[start of Data extract]

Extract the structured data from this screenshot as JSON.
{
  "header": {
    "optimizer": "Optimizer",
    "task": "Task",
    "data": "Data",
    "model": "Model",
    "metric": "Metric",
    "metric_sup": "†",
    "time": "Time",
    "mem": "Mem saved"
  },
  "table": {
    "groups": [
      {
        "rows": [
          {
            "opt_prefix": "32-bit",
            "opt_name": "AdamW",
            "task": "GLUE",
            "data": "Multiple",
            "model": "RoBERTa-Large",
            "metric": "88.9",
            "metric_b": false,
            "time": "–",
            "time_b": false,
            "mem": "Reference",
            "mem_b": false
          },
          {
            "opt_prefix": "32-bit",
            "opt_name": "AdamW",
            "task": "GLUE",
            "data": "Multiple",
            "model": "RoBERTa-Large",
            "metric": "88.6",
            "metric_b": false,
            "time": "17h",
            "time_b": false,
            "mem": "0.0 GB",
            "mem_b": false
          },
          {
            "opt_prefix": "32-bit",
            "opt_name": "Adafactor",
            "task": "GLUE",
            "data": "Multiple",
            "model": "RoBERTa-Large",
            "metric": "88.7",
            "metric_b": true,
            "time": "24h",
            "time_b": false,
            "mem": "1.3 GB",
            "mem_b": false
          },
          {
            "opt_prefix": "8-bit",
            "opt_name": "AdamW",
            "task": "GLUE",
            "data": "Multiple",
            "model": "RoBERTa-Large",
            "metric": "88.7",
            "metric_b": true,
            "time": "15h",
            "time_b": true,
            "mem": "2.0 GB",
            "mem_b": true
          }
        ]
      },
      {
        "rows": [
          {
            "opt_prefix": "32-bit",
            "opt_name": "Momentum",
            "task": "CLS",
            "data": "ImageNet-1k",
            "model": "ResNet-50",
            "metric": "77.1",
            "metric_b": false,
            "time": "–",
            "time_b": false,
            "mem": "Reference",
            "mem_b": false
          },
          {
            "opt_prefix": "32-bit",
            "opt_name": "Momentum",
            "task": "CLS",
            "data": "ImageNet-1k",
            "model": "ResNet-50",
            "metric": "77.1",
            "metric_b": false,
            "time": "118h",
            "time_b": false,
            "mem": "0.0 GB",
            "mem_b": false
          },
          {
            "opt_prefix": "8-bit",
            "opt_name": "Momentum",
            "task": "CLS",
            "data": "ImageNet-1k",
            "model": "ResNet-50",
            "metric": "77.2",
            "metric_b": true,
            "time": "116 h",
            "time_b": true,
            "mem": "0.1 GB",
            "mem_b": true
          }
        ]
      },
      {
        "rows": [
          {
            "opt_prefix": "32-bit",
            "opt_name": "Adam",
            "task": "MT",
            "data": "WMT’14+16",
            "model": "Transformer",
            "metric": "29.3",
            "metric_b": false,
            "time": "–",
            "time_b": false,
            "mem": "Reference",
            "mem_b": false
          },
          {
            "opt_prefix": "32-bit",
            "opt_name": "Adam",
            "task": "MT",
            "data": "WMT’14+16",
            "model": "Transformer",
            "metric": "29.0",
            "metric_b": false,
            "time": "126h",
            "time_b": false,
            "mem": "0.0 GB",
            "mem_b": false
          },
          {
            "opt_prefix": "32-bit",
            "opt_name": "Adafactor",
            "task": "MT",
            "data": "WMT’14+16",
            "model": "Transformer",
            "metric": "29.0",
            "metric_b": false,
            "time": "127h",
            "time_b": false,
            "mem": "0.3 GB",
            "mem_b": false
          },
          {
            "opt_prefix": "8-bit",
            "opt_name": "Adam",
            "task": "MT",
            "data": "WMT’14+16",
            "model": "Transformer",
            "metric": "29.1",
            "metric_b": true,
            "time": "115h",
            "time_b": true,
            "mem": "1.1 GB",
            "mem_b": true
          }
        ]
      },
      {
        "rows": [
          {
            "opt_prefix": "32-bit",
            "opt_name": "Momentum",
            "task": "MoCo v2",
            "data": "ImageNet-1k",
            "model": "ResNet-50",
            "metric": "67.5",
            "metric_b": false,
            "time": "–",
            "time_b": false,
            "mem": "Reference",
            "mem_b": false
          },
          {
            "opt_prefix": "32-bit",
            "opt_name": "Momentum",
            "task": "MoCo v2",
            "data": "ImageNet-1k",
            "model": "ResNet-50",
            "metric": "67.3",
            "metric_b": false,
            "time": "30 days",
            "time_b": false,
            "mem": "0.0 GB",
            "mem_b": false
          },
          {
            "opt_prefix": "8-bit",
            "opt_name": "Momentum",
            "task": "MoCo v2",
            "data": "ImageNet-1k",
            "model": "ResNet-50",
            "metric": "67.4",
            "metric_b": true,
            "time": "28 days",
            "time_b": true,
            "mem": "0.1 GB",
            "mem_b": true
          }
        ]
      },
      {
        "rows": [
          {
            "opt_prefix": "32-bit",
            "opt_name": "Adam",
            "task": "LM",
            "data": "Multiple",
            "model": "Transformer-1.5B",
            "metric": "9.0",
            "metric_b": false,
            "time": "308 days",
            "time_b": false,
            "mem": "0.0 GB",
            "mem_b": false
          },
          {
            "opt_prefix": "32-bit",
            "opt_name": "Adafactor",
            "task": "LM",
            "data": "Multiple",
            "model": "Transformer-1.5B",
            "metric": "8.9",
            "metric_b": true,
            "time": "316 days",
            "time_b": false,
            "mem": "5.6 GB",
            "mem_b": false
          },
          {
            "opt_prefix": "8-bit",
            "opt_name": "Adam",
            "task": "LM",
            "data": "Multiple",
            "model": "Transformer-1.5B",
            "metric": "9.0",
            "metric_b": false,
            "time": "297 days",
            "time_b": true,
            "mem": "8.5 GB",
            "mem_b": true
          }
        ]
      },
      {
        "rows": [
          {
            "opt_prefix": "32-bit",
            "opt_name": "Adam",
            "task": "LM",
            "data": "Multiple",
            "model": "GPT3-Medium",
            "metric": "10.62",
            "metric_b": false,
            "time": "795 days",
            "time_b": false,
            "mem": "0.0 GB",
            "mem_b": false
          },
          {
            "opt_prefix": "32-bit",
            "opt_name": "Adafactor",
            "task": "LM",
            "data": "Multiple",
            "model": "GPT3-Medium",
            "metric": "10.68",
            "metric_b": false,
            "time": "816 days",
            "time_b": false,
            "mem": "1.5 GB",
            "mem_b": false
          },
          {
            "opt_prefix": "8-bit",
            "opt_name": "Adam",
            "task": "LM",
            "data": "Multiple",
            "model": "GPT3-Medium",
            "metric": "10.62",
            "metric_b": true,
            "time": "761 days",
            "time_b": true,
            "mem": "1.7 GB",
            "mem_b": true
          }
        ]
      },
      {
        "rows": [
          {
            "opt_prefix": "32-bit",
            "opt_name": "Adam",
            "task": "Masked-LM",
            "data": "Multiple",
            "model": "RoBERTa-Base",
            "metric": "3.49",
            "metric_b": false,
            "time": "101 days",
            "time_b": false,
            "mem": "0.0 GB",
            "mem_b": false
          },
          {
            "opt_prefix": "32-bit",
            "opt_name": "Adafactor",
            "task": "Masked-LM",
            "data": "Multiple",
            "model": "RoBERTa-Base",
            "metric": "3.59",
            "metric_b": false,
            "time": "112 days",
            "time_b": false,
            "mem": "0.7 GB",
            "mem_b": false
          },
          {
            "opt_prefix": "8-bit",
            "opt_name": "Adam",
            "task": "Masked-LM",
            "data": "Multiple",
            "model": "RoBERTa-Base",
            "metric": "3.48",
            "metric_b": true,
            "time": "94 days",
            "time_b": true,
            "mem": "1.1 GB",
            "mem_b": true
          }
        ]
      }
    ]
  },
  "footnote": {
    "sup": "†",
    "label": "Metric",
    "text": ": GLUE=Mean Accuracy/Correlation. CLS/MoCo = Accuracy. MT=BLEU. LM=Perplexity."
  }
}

[end of Data extract]

**Problem:** Reproduce each entry above exactly, keeping every word.

**Solution for this exercise:**
Extract the structured data from this screenshot as JSON.
{
  "header": {
    "optimizer": "Optimizer",
    "task": "Task",
    "data": "Data",
    "model": "Model",
    "metric": "Metric",
    "metric_sup": "†",
    "time": "Time",
    "mem": "Mem saved"
  },
  "table": {
    "groups": [
      {
        "rows": [
          {
            "opt_prefix": "32-bit",
            "opt_name": "AdamW",
            "task": "GLUE",
            "data": "Multiple",
            "model": "RoBERTa-Large",
            "metric": "88.9",
            "metric_b": false,
            "time": "–",
            "time_b": false,
            "mem": "Reference",
            "mem_b": false
          },
          {
            "opt_prefix": "32-bit",
            "opt_name": "AdamW",
            "task": "GLUE",
            "data": "Multiple",
            "model": "RoBERTa-Large",
            "metric": "88.6",
            "metric_b": false,
            "time": "17h",
            "time_b": false,
            "mem": "0.0 GB",
            "mem_b": false
          },
          {
            "opt_prefix": "32-bit",
            "opt_name": "Adafactor",
            "task": "GLUE",
            "data": "Multiple",
            "model": "RoBERTa-Large",
            "metric": "88.7",
            "metric_b": true,
            "time": "24h",
            "time_b": false,
            "mem": "1.3 GB",
            "mem_b": false
          },
          {
            "opt_prefix": "8-bit",
            "opt_name": "AdamW",
            "task": "GLUE",
            "data": "Multiple",
            "model": "RoBERTa-Large",
            "metric": "88.7",
            "metric_b": true,
            "time": "15h",
            "time_b": true,
            "mem": "2.0 GB",
            "mem_b": true
          }
        ]
      },
      {
        "rows": [
          {
            "opt_prefix": "32-bit",
            "opt_name": "Momentum",
            "task": "CLS",
            "data": "ImageNet-1k",
            "model": "ResNet-50",
            "metric": "77.1",
            "metric_b": false,
            "time": "–",
            "time_b": false,
            "mem": "Reference",
            "mem_b": false
          },
          {
            "opt_prefix": "32-bit",
            "opt_name": "Momentum",
            "task": "CLS",
            "data": "ImageNet-1k",
            "model": "ResNet-50",
            "metric": "77.1",
            "metric_b": false,
            "time": "118h",
            "time_b": false,
            "mem": "0.0 GB",
            "mem_b": false
          },
          {
            "opt_prefix": "8-bit",
            "opt_name": "Momentum",
            "task": "CLS",
            "data": "ImageNet-1k",
            "model": "ResNet-50",
            "metric": "77.2",
            "metric_b": true,
            "time": "116 h",
            "time_b": true,
            "mem": "0.1 GB",
            "mem_b": true
          }
        ]
      },
      {
        "rows": [
          {
            "opt_prefix": "32-bit",
            "opt_name": "Adam",
            "task": "MT",
            "data": "WMT’14+16",
            "model": "Transformer",
            "metric": "29.3",
            "metric_b": false,
            "time": "–",
            "time_b": false,
            "mem": "Reference",
            "mem_b": false
          },
          {
            "opt_prefix": "32-bit",
            "opt_name": "Adam",
            "task": "MT",
            "data": "WMT’14+16",
            "model": "Transformer",
            "metric": "29.0",
            "metric_b": false,
            "time": "126h",
            "time_b": false,
            "mem": "0.0 GB",
            "mem_b": false
          },
          {
            "opt_prefix": "32-bit",
            "opt_name": "Adafactor",
            "task": "MT",
            "data": "WMT’14+16",
            "model": "Transformer",
            "metric": "29.0",
            "metric_b": false,
            "time": "127h",
            "time_b": false,
            "mem": "0.3 GB",
            "mem_b": false
          },
          {
            "opt_prefix": "8-bit",
            "opt_name": "Adam",
            "task": "MT",
            "data": "WMT’14+16",
            "model": "Transformer",
            "metric": "29.1",
            "metric_b": true,
            "time": "115h",
            "time_b": true,
            "mem": "1.1 GB",
            "mem_b": true
          }
        ]
      },
      {
        "rows": [
          {
            "opt_prefix": "32-bit",
            "opt_name": "Momentum",
            "task": "MoCo v2",
            "data": "ImageNet-1k",
            "model": "ResNet-50",
            "metric": "67.5",
            "metric_b": false,
            "time": "–",
            "time_b": false,
            "mem": "Reference",
            "mem_b": false
          },
          {
            "opt_prefix": "32-bit",
            "opt_name": "Momentum",
            "task": "MoCo v2",
            "data": "ImageNet-1k",
            "model": "ResNet-50",
            "metric": "67.3",
            "metric_b": false,
            "time": "30 days",
            "time_b": false,
            "mem": "0.0 GB",
            "mem_b": false
          },
          {
            "opt_prefix": "8-bit",
            "opt_name": "Momentum",
            "task": "MoCo v2",
            "data": "ImageNet-1k",
            "model": "ResNet-50",
            "metric": "67.4",
            "metric_b": true,
            "time": "28 days",
            "time_b": true,
            "mem": "0.1 GB",
            "mem_b": true
          }
        ]
      },
      {
        "rows": [
          {
            "opt_prefix": "32-bit",
            "opt_name": "Adam",
            "task": "LM",
            "data": "Multiple",
            "model": "Transformer-1.5B",
            "metric": "9.0",
            "metric_b": false,
            "time": "308 days",
            "time_b": false,
            "mem": "0.0 GB",
            "mem_b": false
          },
          {
            "opt_prefix": "32-bit",
            "opt_name": "Adafactor",
            "task": "LM",
            "data": "Multiple",
            "model": "Transformer-1.5B",
            "metric": "8.9",
            "metric_b": true,
            "time": "316 days",
            "time_b": false,
            "mem": "5.6 GB",
            "mem_b": false
          },
          {
            "opt_prefix": "8-bit",
            "opt_name": "Adam",
            "task": "LM",
            "data": "Multiple",
            "model": "Transformer-1.5B",
            "metric": "9.0",
            "metric_b": false,
            "time": "297 days",
            "time_b": true,
            "mem": "8.5 GB",
            "mem_b": true
          }
        ]
      },
      {
        "rows": [
          {
            "opt_prefix": "32-bit",
            "opt_name": "Adam",
            "task": "LM",
            "data": "Multiple",
            "model": "GPT3-Medium",
            "metric": "10.62",
            "metric_b": false,
            "time": "795 days",
            "time_b": false,
            "mem": "0.0 GB",
            "mem_b": false
          },
          {
            "opt_prefix": "32-bit",
            "opt_name": "Adafactor",
            "task": "LM",
            "data": "Multiple",
            "model": "GPT3-Medium",
            "metric": "10.68",
            "metric_b": false,
            "time": "816 days",
            "time_b": false,
            "mem": "1.5 GB",
            "mem_b": false
          },
          {
            "opt_prefix": "8-bit",
            "opt_name": "Adam",
            "task": "LM",
            "data": "Multiple",
            "model": "GPT3-Medium",
            "metric": "10.62",
            "metric_b": true,
            "time": "761 days",
            "time_b": true,
            "mem": "1.7 GB",
            "mem_b": true
          }
        ]
      },
      {
        "rows": [
          {
            "opt_prefix": "32-bit",
            "opt_name": "Adam",
            "task": "Masked-LM",
            "data": "Multiple",
            "model": "RoBERTa-Base",
            "metric": "3.49",
            "metric_b": false,
            "time": "101 days",
            "time_b": false,
            "mem": "0.0 GB",
            "mem_b": false
          },
          {
            "opt_prefix": "32-bit",
            "opt_name": "Adafactor",
            "task": "Masked-LM",
            "data": "Multiple",
            "model": "RoBERTa-Base",
            "metric": "3.59",
            "metric_b": false,
            "time": "112 days",
            "time_b": false,
            "mem": "0.7 GB",
            "mem_b": false
          },
          {
            "opt_prefix": "8-bit",
            "opt_name": "Adam",
            "task": "Masked-LM",
            "data": "Multiple",
            "model": "RoBERTa-Base",
            "metric": "3.48",
            "metric_b": true,
            "time": "94 days",
            "time_b": true,
            "mem": "1.1 GB",
            "mem_b": true
          }
        ]
      }
    ]
  },
  "footnote": {
    "sup": "†",
    "label": "Metric",
    "text": ": GLUE=Mean Accuracy/Correlation. CLS/MoCo = Accuracy. MT=BLEU. LM=Perplexity."
  }
}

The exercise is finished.